◆ Provided data ◆
· · · · · · ·
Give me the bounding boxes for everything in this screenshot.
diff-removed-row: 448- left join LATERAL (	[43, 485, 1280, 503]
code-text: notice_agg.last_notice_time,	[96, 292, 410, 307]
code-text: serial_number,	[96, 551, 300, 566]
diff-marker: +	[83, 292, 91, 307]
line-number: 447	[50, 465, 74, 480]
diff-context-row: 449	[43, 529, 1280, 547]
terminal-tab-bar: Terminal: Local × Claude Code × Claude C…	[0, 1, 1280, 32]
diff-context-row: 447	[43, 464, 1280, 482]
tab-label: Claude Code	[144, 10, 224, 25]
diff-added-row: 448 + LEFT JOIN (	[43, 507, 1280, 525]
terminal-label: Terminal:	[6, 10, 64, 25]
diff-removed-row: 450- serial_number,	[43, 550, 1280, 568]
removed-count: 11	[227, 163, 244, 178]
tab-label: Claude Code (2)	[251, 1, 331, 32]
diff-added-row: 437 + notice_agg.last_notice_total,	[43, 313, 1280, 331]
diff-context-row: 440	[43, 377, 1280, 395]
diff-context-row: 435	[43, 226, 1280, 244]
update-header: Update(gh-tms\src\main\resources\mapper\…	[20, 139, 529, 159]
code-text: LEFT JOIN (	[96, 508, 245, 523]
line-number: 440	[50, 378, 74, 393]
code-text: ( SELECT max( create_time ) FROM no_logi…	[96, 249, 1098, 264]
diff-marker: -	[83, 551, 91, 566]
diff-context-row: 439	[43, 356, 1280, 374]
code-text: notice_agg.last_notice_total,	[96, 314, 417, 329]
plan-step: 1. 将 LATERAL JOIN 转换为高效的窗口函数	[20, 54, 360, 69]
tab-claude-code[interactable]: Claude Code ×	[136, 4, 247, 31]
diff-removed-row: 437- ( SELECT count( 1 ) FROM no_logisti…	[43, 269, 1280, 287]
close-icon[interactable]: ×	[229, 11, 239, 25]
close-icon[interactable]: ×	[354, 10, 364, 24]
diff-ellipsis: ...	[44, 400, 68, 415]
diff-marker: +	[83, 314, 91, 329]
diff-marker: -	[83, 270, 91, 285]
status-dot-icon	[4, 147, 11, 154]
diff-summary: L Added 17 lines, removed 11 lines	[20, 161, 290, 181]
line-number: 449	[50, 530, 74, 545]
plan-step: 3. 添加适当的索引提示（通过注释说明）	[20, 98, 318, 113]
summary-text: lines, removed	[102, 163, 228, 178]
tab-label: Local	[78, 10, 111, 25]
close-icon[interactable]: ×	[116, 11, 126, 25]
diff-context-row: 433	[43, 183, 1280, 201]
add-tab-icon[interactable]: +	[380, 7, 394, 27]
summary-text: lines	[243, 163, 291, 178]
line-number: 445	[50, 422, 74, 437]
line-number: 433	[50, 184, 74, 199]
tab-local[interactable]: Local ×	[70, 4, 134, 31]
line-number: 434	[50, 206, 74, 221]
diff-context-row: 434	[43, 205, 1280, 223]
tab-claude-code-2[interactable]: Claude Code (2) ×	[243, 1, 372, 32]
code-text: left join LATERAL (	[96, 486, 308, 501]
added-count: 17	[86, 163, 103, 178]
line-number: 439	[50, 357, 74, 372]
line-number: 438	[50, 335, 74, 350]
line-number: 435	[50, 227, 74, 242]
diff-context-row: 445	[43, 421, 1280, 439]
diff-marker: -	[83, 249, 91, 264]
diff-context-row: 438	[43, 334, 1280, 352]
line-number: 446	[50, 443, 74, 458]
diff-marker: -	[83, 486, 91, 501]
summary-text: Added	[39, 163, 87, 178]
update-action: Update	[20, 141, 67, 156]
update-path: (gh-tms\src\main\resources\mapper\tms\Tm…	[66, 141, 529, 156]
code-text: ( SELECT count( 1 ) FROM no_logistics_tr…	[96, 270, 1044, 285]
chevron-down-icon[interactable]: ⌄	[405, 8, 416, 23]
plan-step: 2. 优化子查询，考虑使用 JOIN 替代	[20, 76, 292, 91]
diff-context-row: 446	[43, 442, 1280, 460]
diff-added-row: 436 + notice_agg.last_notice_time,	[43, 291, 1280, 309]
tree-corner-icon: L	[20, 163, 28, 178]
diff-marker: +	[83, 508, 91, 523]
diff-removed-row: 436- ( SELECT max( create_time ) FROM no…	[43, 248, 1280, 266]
· · · · · · ·
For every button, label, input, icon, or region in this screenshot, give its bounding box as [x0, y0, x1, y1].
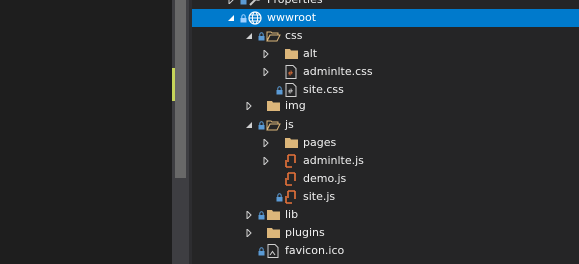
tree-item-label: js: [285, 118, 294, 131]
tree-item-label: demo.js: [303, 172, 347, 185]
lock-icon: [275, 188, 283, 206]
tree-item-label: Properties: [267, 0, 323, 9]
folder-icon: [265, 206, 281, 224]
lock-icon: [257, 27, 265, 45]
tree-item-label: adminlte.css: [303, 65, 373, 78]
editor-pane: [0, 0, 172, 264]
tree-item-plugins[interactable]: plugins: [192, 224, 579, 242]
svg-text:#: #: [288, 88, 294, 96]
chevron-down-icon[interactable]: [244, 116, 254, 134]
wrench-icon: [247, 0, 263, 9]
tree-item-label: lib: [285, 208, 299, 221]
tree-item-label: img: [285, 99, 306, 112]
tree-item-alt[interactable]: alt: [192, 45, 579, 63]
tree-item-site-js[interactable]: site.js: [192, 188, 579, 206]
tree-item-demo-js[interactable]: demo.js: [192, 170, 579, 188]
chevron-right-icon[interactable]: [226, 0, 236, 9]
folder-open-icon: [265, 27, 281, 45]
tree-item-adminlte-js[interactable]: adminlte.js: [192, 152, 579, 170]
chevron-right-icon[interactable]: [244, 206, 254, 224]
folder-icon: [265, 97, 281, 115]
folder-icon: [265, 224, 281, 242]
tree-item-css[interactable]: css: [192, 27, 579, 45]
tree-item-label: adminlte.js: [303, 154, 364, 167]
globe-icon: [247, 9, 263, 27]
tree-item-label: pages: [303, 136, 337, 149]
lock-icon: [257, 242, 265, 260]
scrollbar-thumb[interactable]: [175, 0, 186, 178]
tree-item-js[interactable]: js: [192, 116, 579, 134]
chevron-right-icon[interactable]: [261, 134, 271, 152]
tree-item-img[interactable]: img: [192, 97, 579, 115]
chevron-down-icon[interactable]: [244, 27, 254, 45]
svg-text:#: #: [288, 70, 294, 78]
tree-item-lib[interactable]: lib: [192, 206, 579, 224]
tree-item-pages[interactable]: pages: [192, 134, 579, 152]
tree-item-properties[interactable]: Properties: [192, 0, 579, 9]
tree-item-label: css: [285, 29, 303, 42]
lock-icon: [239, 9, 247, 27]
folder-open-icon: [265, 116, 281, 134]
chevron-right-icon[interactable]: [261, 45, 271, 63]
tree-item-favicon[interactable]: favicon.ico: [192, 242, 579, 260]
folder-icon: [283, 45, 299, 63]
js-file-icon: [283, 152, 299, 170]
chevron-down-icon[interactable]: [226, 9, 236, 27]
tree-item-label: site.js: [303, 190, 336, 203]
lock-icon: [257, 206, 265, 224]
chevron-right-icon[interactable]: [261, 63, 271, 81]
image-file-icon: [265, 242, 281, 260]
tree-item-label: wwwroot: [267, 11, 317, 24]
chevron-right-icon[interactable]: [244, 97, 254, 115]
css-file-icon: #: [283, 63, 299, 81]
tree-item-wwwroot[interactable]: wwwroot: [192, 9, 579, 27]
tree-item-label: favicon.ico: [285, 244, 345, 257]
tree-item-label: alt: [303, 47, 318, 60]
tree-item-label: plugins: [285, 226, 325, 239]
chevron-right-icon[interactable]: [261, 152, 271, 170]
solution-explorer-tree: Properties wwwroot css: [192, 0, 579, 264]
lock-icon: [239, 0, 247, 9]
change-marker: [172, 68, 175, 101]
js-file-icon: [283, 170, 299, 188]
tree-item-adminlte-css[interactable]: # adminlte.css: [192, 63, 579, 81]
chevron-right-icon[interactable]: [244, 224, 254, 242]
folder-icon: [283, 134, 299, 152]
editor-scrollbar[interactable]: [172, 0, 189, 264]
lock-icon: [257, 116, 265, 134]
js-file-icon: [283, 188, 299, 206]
· · · · · · ·
◆ Problem requirements ◆
Substitute "padlock-icon" for "lock-icon" in the rows from the line with "tree-item-label: js: [285, 118, 294, 131]" to the line with "tree-item-label: img: [285, 99, 306, 112]", and return only those rows with nothing else changed.

◆ Finished exercise ◆
tree-item-label: js: [285, 118, 294, 131]
tree-item-label: demo.js: [303, 172, 347, 185]
padlock-icon: [275, 188, 283, 206]
tree-item-label: Properties: [267, 0, 323, 9]
folder-icon: [265, 206, 281, 224]
padlock-icon: [257, 27, 265, 45]
tree-item-label: adminlte.css: [303, 65, 373, 78]
editor-pane: [0, 0, 172, 264]
tree-item-plugins[interactable]: plugins: [192, 224, 579, 242]
svg-text:#: #: [288, 88, 294, 96]
chevron-down-icon[interactable]: [244, 116, 254, 134]
wrench-icon: [247, 0, 263, 9]
tree-item-label: lib: [285, 208, 299, 221]
tree-item-label: img: [285, 99, 306, 112]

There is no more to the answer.